Work to do => Select each line where the word "name" appears.
Start of Extracted records
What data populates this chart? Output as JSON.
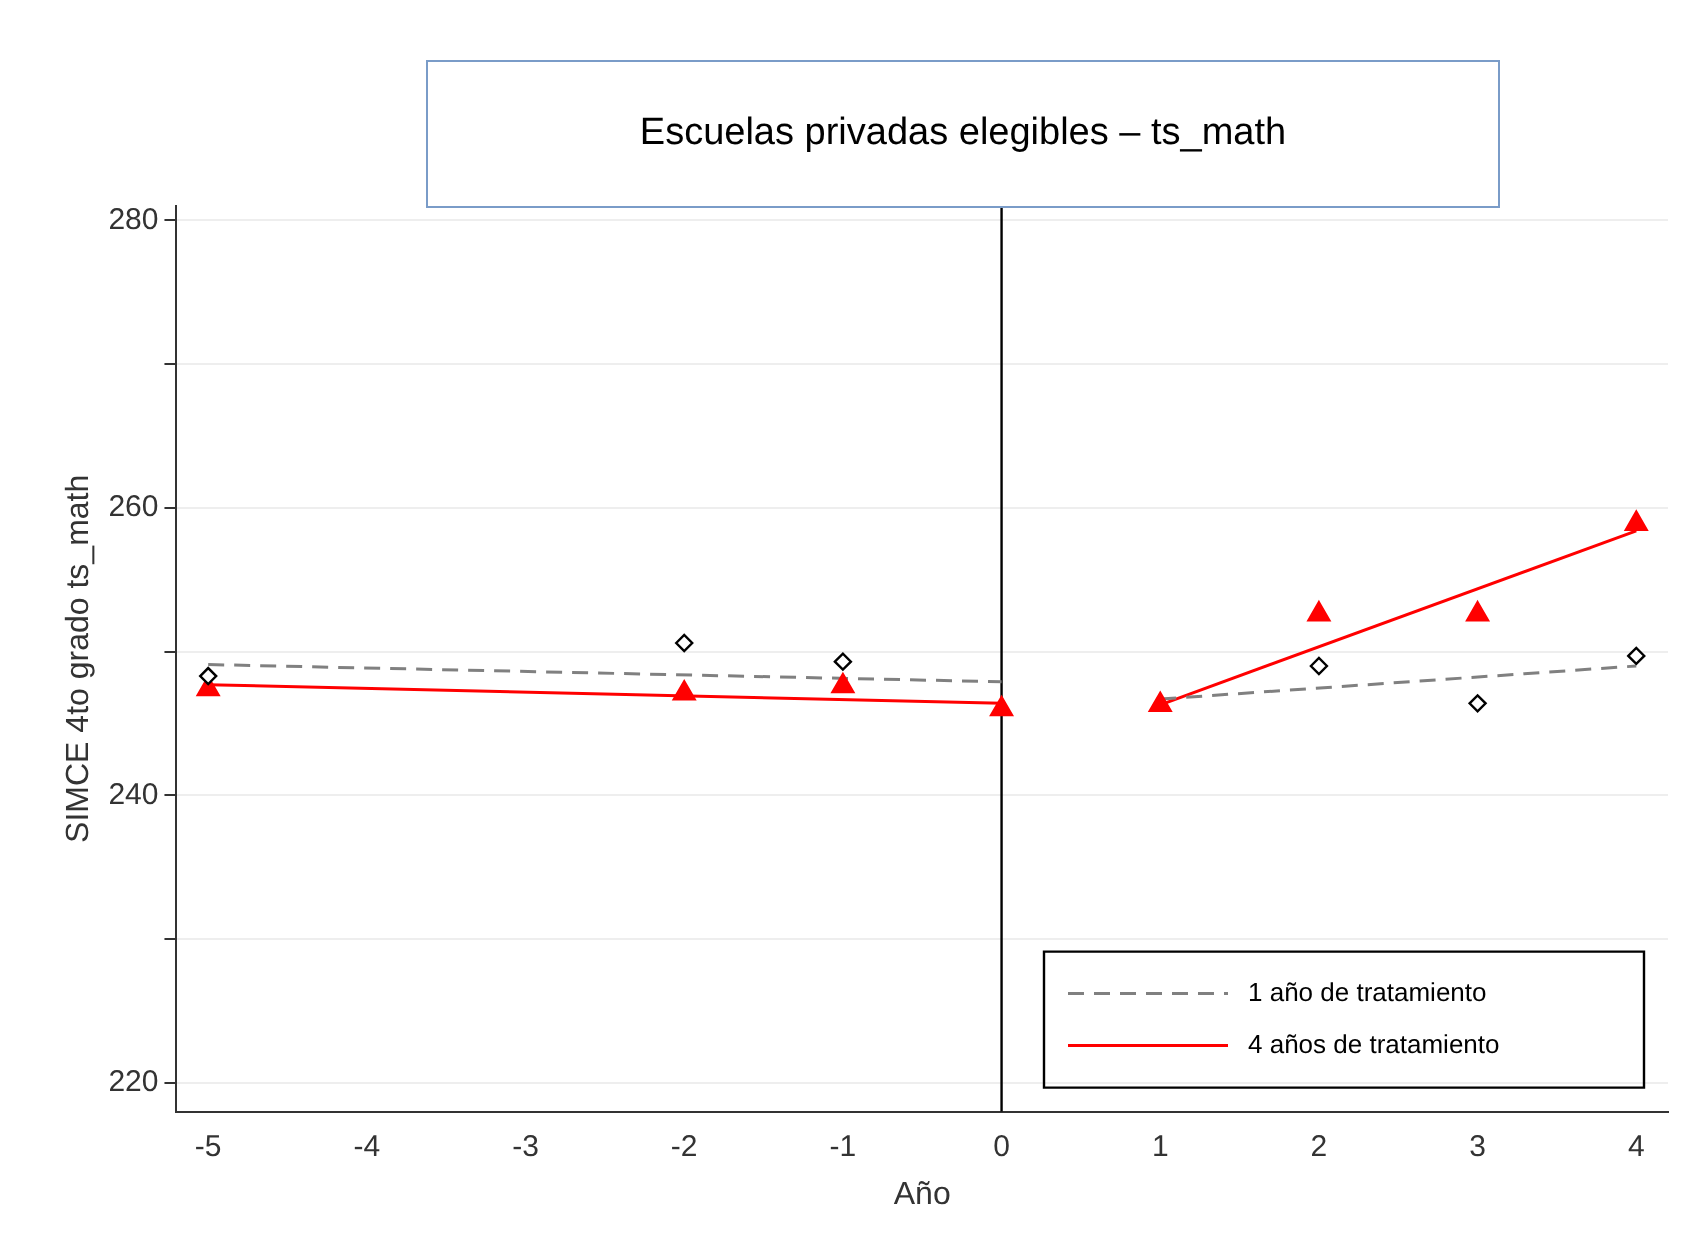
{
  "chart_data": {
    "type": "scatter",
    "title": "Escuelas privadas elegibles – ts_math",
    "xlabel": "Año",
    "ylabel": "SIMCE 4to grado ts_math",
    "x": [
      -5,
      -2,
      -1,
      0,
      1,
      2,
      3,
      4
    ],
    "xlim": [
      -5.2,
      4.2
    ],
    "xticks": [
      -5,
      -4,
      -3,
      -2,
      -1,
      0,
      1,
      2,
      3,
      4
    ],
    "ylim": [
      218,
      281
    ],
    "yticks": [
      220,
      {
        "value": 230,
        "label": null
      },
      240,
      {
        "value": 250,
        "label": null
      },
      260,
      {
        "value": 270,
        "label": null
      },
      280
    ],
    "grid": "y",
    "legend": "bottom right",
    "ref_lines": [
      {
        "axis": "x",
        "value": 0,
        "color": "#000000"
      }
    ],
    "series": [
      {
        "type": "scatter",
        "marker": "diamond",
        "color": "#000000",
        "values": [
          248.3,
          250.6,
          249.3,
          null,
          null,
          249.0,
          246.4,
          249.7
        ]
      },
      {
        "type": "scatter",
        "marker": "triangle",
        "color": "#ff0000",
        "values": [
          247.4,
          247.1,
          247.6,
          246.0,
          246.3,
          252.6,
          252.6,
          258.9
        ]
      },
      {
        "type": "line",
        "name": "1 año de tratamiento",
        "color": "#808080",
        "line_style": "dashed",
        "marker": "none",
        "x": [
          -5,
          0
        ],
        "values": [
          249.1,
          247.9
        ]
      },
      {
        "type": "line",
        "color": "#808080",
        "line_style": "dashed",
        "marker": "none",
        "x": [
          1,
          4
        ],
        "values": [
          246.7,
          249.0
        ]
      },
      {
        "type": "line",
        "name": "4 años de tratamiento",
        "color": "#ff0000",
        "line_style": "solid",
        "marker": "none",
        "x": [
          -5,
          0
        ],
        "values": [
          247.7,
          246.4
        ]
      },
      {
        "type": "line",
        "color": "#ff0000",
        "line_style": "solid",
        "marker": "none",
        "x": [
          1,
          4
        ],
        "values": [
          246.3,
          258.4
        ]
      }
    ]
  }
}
End of Extracted records
Start of Extracted records
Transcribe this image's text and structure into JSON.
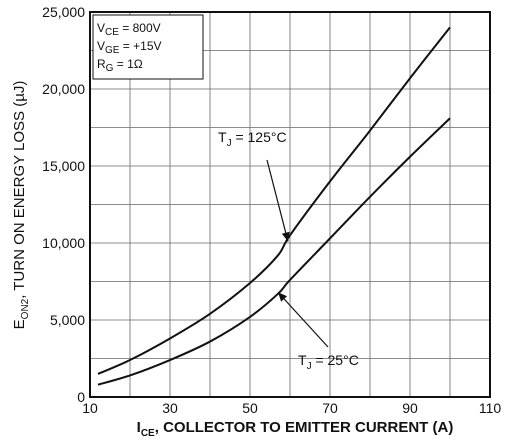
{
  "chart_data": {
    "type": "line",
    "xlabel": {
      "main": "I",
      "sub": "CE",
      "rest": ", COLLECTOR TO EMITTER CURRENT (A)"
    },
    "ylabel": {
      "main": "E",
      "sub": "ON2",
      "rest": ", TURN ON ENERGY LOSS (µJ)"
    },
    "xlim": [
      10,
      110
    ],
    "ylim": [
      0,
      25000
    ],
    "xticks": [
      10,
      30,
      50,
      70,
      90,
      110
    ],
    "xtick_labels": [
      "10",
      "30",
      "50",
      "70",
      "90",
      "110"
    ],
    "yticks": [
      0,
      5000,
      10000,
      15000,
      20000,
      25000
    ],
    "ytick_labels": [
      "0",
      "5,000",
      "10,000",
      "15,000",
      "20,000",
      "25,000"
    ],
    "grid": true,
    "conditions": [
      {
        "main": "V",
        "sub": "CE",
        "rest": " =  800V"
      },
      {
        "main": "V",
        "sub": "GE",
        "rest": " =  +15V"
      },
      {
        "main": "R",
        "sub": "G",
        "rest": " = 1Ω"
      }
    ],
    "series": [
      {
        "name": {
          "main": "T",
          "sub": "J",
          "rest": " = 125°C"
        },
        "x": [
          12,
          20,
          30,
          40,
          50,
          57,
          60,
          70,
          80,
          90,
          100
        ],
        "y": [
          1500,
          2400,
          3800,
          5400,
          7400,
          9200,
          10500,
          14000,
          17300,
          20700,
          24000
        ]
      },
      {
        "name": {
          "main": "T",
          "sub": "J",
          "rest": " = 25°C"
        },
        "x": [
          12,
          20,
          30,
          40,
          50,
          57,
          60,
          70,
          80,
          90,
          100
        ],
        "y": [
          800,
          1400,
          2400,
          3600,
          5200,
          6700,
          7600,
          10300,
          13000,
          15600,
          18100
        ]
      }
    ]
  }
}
End of Extracted records
The solution =>
        "name": "1 año de tratamiento",
        "name": "4 años de tratamiento",
        "name": {
        "name": {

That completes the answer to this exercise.